**Given problem:** Print the entries below in their entirety, exactly as they are written.

**Records for the task:**
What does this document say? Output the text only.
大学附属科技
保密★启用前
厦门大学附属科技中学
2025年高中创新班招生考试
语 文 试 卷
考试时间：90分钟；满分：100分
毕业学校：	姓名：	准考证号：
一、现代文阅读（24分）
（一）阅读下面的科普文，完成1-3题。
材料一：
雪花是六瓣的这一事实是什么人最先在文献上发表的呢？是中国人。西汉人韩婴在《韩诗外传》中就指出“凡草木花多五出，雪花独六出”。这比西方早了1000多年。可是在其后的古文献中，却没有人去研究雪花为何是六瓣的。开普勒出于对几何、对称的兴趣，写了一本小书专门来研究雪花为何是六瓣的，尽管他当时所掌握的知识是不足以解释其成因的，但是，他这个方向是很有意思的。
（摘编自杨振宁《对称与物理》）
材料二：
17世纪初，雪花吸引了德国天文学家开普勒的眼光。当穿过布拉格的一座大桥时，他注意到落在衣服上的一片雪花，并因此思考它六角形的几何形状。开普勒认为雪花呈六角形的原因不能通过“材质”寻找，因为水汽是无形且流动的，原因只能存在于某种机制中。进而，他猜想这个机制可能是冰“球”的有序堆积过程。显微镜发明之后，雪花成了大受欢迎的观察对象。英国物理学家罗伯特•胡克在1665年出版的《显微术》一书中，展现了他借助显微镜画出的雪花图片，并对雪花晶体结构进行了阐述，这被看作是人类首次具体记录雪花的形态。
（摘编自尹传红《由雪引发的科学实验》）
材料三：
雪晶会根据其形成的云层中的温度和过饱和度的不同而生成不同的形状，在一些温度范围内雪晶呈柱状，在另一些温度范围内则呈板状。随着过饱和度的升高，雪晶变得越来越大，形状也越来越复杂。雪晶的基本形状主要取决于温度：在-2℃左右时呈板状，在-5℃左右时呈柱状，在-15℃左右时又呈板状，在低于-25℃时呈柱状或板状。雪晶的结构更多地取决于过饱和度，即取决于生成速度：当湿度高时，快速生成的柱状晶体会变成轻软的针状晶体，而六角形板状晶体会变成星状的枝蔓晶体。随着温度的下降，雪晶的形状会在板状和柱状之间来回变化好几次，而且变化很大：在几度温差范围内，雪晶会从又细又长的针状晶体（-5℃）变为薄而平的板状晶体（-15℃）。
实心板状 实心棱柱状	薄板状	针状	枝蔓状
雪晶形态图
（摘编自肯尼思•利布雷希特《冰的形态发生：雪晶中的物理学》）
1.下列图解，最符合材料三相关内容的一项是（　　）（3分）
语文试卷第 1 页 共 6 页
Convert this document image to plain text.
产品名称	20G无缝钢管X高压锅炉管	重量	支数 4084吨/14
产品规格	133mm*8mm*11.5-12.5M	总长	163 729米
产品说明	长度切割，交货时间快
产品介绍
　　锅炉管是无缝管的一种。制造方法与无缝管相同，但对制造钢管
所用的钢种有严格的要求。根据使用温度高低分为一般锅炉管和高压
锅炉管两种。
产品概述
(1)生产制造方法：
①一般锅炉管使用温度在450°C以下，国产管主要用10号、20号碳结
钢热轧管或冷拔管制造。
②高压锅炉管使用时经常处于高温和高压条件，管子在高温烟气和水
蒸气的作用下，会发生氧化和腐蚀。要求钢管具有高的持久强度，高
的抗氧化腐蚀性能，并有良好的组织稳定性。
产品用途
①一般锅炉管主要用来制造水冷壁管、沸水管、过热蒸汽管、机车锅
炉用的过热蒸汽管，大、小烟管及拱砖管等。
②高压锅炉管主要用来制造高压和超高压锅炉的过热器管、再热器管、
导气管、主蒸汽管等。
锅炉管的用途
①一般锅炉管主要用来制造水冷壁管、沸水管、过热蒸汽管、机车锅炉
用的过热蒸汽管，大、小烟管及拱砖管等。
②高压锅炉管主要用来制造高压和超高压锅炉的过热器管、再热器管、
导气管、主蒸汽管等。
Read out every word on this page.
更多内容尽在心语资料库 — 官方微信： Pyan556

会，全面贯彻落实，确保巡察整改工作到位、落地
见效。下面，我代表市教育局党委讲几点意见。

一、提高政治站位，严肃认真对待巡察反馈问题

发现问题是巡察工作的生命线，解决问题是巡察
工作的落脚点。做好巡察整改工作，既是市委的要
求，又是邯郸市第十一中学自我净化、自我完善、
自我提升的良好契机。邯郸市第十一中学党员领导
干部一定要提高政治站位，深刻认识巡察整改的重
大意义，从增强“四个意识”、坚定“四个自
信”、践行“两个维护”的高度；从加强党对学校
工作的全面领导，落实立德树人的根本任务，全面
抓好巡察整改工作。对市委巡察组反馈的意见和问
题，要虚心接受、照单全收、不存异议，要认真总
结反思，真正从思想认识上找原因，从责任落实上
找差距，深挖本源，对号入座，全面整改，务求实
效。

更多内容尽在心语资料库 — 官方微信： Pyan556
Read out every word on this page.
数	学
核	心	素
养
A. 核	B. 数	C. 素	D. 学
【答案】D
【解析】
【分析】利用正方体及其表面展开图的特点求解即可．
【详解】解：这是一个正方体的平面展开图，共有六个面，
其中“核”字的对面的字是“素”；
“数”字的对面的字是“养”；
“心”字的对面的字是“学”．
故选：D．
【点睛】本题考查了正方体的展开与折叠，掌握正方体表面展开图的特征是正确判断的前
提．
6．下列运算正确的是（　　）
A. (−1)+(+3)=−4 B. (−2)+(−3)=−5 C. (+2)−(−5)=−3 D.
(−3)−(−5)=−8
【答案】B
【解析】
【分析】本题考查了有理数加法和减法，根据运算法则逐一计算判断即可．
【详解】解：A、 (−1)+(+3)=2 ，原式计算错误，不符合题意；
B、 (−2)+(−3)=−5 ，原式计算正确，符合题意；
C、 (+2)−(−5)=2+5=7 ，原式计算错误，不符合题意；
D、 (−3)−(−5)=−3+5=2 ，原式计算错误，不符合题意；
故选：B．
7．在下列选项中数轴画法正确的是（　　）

**Reply:**
What does this document say? Output the text only.
大学附属科技
保密★启用前
厦门大学附属科技中学
2025年高中创新班招生考试
语 文 试 卷
考试时间：90分钟；满分：100分
毕业学校：	姓名：	准考证号：
一、现代文阅读（24分）
（一）阅读下面的科普文，完成1-3题。
材料一：
雪花是六瓣的这一事实是什么人最先在文献上发表的呢？是中国人。西汉人韩婴在《韩诗外传》中就指出“凡草木花多五出，雪花独六出”。这比西方早了1000多年。可是在其后的古文献中，却没有人去研究雪花为何是六瓣的。开普勒出于对几何、对称的兴趣，写了一本小书专门来研究雪花为何是六瓣的，尽管他当时所掌握的知识是不足以解释其成因的，但是，他这个方向是很有意思的。
（摘编自杨振宁《对称与物理》）
材料二：
17世纪初，雪花吸引了德国天文学家开普勒的眼光。当穿过布拉格的一座大桥时，他注意到落在衣服上的一片雪花，并因此思考它六角形的几何形状。开普勒认为雪花呈六角形的原因不能通过“材质”寻找，因为水汽是无形且流动的，原因只能存在于某种机制中。进而，他猜想这个机制可能是冰“球”的有序堆积过程。显微镜发明之后，雪花成了大受欢迎的观察对象。英国物理学家罗伯特•胡克在1665年出版的《显微术》一书中，展现了他借助显微镜画出的雪花图片，并对雪花晶体结构进行了阐述，这被看作是人类首次具体记录雪花的形态。
（摘编自尹传红《由雪引发的科学实验》）
材料三：
雪晶会根据其形成的云层中的温度和过饱和度的不同而生成不同的形状，在一些温度范围内雪晶呈柱状，在另一些温度范围内则呈板状。随着过饱和度的升高，雪晶变得越来越大，形状也越来越复杂。雪晶的基本形状主要取决于温度：在-2℃左右时呈板状，在-5℃左右时呈柱状，在-15℃左右时又呈板状，在低于-25℃时呈柱状或板状。雪晶的结构更多地取决于过饱和度，即取决于生成速度：当湿度高时，快速生成的柱状晶体会变成轻软的针状晶体，而六角形板状晶体会变成星状的枝蔓晶体。随着温度的下降，雪晶的形状会在板状和柱状之间来回变化好几次，而且变化很大：在几度温差范围内，雪晶会从又细又长的针状晶体（-5℃）变为薄而平的板状晶体（-15℃）。
实心板状 实心棱柱状	薄板状	针状	枝蔓状
雪晶形态图
（摘编自肯尼思•利布雷希特《冰的形态发生：雪晶中的物理学》）
1.下列图解，最符合材料三相关内容的一项是（　　）（3分）
语文试卷第 1 页 共 6 页
Convert this document image to plain text.
产品名称	20G无缝钢管X高压锅炉管	重量	支数 4084吨/14
产品规格	133mm*8mm*11.5-12.5M	总长	163 729米
产品说明	长度切割，交货时间快
产品介绍
　　锅炉管是无缝管的一种。制造方法与无缝管相同，但对制造钢管
所用的钢种有严格的要求。根据使用温度高低分为一般锅炉管和高压
锅炉管两种。
产品概述
(1)生产制造方法：
①一般锅炉管使用温度在450°C以下，国产管主要用10号、20号碳结
钢热轧管或冷拔管制造。
②高压锅炉管使用时经常处于高温和高压条件，管子在高温烟气和水
蒸气的作用下，会发生氧化和腐蚀。要求钢管具有高的持久强度，高
的抗氧化腐蚀性能，并有良好的组织稳定性。
产品用途
①一般锅炉管主要用来制造水冷壁管、沸水管、过热蒸汽管、机车锅
炉用的过热蒸汽管，大、小烟管及拱砖管等。
②高压锅炉管主要用来制造高压和超高压锅炉的过热器管、再热器管、
导气管、主蒸汽管等。
锅炉管的用途
①一般锅炉管主要用来制造水冷壁管、沸水管、过热蒸汽管、机车锅炉
用的过热蒸汽管，大、小烟管及拱砖管等。
②高压锅炉管主要用来制造高压和超高压锅炉的过热器管、再热器管、
导气管、主蒸汽管等。
Read out every word on this page.
更多内容尽在心语资料库 — 官方微信： Pyan556

会，全面贯彻落实，确保巡察整改工作到位、落地
见效。下面，我代表市教育局党委讲几点意见。

一、提高政治站位，严肃认真对待巡察反馈问题

发现问题是巡察工作的生命线，解决问题是巡察
工作的落脚点。做好巡察整改工作，既是市委的要
求，又是邯郸市第十一中学自我净化、自我完善、
自我提升的良好契机。邯郸市第十一中学党员领导
干部一定要提高政治站位，深刻认识巡察整改的重
大意义，从增强“四个意识”、坚定“四个自
信”、践行“两个维护”的高度；从加强党对学校
工作的全面领导，落实立德树人的根本任务，全面
抓好巡察整改工作。对市委巡察组反馈的意见和问
题，要虚心接受、照单全收、不存异议，要认真总
结反思，真正从思想认识上找原因，从责任落实上
找差距，深挖本源，对号入座，全面整改，务求实
效。

更多内容尽在心语资料库 — 官方微信： Pyan556
Read out every word on this page.
数	学
核	心	素
养
A. 核	B. 数	C. 素	D. 学
【答案】D
【解析】
【分析】利用正方体及其表面展开图的特点求解即可．
【详解】解：这是一个正方体的平面展开图，共有六个面，
其中“核”字的对面的字是“素”；
“数”字的对面的字是“养”；
“心”字的对面的字是“学”．
故选：D．
【点睛】本题考查了正方体的展开与折叠，掌握正方体表面展开图的特征是正确判断的前
提．
6．下列运算正确的是（　　）
A. (−1)+(+3)=−4 B. (−2)+(−3)=−5 C. (+2)−(−5)=−3 D.
(−3)−(−5)=−8
【答案】B
【解析】
【分析】本题考查了有理数加法和减法，根据运算法则逐一计算判断即可．
【详解】解：A、 (−1)+(+3)=2 ，原式计算错误，不符合题意；
B、 (−2)+(−3)=−5 ，原式计算正确，符合题意；
C、 (+2)−(−5)=2+5=7 ，原式计算错误，不符合题意；
D、 (−3)−(−5)=−3+5=2 ，原式计算错误，不符合题意；
故选：B．
7．在下列选项中数轴画法正确的是（　　）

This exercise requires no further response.